YOUR TASKS:
(a) According to the essay on point of view, what makes Marcus's thoughts show more clearly in the second version of the scene? Answer in one to three sentences.
(b) Please reproduce the part of the essay on point of view starting at "Then closely-held third" and ending at "he straightened up.".

READING PASSAGE:
After mentioning the term in another discussion, this one in a reading group, the following question came up: “What does ‘closely held third person’ look like?” I responded that the reader is taken to a deeper level within the POV character’(s) thoughts and feelings. The group’s moderator asked, “Wouldn’t that be the same as a very good psychological characterization?” Then she requested a brief example.Using the manuscript of my fourth book, I came up with the following:
Simple third person:
Marcus drank another swig of uisge, enjoying the languid feel of being drunk. He sat on the floor, propped against the fire pit's stones, wondering when he had moved there. The house was quiet, and Claerwen's words about the magical grail came back to him. Slowly he straightened up as an idea came to him. He reached across and shook Myrddin awake.
Then closely-held third person—this is what is really in the manuscript:
Marcus tossed back another swig of uisge. Damn, it felt fine to be drunk. The mellowness made his whole body languid. He had dropped off the uncomfortable stool onto the floor and sat propped against the fire pit stones. He didn't remember when he'd moved there.
Except for the hiss of the fire, quiet descended on the house. Claerwen's words about chasing after a magical grail repeated in Marcus's head, an echo in the uisge. Slowly he straightened up.
"Myrddin," he said. Still sitting, the Enchanter dozed, his head drooping. Marcus reached out and shook his wrist. "Myrddin."
"Huh?"
"What if we start a rumor?"
Through dialogue and interior monologue, Marcus's thoughts show much more clearly in the second version. The use of active verbs instead of passive, or active verbs with more punch encourages a better sense of the character as well.
To take the notion a step further in the same discussion, I quoted the opening lines from two different novels the group had recently read. This demonstrates the same issue, but in the first person POV.
These are the first few lines in Grail by Stephen Lawhead. Gwalchavad is the narrator:
I, Gwalchavad, Lord of Orcady, write this. And no gentle labor it is. Nor less rough the reading, I fear. Unlike Myrddin, or the brown-cloaked clerics, I am no master of the scribbler's craft.
Then look at the first few lines from Firelord by Parke Godwin. King Arthur is the narrator:
Damn it. I haven't time to lie here. Whatever comes, there's more for a king to do than squat like a mushroom and maunder on eternity.
Dignity be damned, it's a tedious bore.
Even when he was wounded, Ambrosius told me he hated being carried in a litter like a silly bride. Slow, uncomfortable, and wounds open up anyway. Mine are rather bad. The surgeons tell me to prepare for their ministrations—Jesus spare me professional gravity—and that priest looks so solemn, I think God must have caught him laughing and made him promise never again.
In the second example Arthur is lively, even though he’s on his deathbed, and what's going on in his head is very clear, very strong. The first example is bland and the narrator is putting himself down as a lousy storyteller. Why should someone want to continue reading if they're being told this right in the first few lines? To me it sounds like a take-off on writings by Geoffrey of Monmouth or Nennius, two medieval writers, both of whom started their narratives like that. Quite a number of modern Arthurian-based novels start this way—seems to be a trend to imitate the old sources of Arthur’s story—but gee whiz, why sabotage the reader from the start?
I think “closely held” is a great term. Maybe it’s been out there all along. Not having gone through an MFA or anything like that, I’ve relied on observation to learn the craft. And after all, isn’t observation the key to writing good characters?

DATA FOR ANALYSIS:
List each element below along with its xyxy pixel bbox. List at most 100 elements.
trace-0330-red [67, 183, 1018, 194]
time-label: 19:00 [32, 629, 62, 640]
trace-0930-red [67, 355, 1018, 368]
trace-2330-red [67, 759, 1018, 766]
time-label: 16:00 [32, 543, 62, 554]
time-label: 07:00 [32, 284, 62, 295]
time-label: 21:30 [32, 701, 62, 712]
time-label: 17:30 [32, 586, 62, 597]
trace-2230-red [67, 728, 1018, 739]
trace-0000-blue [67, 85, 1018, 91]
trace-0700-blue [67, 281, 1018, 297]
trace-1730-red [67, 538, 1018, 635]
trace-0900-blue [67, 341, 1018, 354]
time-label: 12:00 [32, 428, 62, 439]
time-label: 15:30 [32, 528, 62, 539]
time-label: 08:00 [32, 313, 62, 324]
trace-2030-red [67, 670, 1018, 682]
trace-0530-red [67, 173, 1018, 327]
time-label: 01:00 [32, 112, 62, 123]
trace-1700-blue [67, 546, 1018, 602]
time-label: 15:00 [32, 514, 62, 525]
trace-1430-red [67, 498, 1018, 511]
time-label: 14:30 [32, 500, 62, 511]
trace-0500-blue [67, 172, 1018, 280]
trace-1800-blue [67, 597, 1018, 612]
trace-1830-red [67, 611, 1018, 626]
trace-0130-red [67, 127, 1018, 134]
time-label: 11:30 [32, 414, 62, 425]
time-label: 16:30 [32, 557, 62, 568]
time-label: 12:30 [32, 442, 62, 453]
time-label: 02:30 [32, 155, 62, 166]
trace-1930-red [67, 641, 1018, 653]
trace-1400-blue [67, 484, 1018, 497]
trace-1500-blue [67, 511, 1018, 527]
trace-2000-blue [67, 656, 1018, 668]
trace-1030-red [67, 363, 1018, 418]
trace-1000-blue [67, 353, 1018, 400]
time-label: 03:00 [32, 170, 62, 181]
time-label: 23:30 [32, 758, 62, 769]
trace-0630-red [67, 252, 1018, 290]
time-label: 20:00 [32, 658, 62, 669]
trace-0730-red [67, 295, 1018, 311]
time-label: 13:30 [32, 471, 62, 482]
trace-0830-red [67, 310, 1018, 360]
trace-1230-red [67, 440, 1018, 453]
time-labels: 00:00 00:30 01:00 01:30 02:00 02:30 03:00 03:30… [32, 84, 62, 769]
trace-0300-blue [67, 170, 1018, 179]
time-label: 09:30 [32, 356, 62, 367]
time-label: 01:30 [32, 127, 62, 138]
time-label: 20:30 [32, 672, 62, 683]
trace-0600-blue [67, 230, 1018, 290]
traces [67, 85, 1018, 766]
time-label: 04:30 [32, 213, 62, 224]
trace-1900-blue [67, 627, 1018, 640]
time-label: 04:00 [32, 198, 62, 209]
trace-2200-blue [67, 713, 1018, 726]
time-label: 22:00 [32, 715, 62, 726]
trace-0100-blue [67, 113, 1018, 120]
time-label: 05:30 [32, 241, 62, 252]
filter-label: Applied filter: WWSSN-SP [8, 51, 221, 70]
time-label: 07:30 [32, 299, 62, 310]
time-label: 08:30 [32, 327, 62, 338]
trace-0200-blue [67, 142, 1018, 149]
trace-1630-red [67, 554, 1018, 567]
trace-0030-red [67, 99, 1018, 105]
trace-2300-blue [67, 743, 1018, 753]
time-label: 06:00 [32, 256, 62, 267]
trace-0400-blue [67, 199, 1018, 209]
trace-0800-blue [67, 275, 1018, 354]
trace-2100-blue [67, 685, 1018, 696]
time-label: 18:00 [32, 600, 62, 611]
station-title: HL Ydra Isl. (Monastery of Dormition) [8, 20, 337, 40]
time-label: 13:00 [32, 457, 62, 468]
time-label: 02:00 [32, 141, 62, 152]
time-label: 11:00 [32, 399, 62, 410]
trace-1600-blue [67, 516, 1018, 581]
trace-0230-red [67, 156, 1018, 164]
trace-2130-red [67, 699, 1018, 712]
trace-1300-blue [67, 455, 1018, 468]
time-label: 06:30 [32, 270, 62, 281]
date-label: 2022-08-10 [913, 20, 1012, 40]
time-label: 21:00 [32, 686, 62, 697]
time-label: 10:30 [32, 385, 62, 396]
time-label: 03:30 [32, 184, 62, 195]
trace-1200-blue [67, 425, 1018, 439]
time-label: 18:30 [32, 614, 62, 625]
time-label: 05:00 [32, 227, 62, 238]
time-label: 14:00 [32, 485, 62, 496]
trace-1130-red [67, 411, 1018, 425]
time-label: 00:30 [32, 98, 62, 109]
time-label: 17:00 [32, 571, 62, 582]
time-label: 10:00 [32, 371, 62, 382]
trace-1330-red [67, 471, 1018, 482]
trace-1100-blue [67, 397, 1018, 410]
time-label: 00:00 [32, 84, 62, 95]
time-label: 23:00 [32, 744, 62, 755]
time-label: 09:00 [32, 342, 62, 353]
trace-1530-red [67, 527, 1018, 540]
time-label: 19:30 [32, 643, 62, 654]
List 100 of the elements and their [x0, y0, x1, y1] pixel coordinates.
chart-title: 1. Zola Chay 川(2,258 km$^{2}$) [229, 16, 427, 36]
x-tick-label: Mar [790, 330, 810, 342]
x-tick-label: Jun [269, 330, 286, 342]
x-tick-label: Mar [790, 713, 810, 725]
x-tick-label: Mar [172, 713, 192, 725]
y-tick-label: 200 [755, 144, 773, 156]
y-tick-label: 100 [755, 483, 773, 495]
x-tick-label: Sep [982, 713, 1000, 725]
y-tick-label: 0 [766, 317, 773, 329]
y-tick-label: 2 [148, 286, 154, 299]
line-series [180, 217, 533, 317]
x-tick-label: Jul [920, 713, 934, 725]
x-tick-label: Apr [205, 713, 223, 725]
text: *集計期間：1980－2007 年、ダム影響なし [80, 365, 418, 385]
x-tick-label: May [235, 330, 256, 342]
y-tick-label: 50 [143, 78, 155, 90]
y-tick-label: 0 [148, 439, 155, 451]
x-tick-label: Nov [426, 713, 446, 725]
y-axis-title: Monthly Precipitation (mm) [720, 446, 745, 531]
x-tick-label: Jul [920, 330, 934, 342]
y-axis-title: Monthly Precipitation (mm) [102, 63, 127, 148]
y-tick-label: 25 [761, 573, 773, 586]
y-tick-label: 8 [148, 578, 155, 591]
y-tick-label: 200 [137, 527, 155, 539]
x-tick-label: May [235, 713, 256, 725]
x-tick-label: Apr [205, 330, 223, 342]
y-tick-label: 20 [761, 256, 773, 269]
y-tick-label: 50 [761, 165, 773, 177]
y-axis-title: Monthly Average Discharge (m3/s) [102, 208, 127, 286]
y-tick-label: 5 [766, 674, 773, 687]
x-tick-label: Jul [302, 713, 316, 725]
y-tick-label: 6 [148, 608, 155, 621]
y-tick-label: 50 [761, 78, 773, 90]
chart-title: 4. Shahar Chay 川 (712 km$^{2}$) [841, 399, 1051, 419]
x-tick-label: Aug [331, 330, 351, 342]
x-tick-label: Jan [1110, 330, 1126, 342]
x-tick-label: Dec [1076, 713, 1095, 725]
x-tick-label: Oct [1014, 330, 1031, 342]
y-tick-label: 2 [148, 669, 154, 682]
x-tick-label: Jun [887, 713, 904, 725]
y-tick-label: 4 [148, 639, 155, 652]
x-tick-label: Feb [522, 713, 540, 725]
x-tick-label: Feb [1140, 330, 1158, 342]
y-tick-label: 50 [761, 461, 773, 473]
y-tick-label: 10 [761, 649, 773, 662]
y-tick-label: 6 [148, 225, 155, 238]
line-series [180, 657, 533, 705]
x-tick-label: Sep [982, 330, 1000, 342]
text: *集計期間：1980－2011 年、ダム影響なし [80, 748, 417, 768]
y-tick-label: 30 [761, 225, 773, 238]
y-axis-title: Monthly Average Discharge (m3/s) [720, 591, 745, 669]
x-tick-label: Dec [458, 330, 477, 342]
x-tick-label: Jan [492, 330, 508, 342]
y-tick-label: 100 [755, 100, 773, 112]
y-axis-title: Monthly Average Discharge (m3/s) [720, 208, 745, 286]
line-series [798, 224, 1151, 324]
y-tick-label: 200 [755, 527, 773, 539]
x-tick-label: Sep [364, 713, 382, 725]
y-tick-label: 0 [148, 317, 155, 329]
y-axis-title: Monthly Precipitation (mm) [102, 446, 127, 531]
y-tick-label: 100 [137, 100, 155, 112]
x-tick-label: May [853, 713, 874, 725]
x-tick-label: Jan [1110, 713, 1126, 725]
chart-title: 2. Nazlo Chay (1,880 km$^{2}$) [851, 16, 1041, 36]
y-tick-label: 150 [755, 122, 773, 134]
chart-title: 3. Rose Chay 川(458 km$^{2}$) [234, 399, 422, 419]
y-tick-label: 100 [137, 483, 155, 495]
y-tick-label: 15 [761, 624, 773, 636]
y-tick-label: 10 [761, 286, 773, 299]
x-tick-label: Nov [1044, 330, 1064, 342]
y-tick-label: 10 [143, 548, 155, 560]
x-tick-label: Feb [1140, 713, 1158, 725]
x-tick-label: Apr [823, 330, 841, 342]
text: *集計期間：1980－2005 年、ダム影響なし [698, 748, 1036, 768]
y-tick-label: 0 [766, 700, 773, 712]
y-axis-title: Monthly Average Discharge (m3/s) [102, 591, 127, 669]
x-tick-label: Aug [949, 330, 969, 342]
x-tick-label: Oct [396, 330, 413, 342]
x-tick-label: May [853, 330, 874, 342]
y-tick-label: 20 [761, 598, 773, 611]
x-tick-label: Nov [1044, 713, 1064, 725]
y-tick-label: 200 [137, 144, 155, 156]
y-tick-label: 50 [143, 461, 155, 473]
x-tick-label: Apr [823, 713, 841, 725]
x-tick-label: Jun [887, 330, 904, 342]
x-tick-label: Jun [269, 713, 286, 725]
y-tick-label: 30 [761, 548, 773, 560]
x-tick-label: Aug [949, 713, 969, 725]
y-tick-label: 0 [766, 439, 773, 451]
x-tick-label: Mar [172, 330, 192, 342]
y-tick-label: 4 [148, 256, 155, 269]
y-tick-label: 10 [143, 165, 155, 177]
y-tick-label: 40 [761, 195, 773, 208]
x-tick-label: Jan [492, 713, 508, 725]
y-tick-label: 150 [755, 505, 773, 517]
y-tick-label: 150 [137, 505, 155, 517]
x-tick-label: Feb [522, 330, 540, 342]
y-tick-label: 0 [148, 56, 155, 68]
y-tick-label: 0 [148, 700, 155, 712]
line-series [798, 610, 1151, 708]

SOLUTIONS TO THE EXERCISE:
(a) Dialogue and interior monologue make his thoughts show more clearly in the second version. Using active verbs instead of passive ones, or active verbs with more punch, also gives a better sense of the character.

(b)
Then closely-held third person—this is what is really in the manuscript:
Marcus tossed back another swig of uisge. Damn, it felt fine to be drunk. The mellowness made his whole body languid. He had dropped off the uncomfortable stool onto the floor and sat propped against the fire pit stones. He didn't remember when he'd moved there.
Except for the hiss of the fire, quiet descended on the house. Claerwen's words about chasing after a magical grail repeated in Marcus's head, an echo in the uisge. Slowly he straightened up.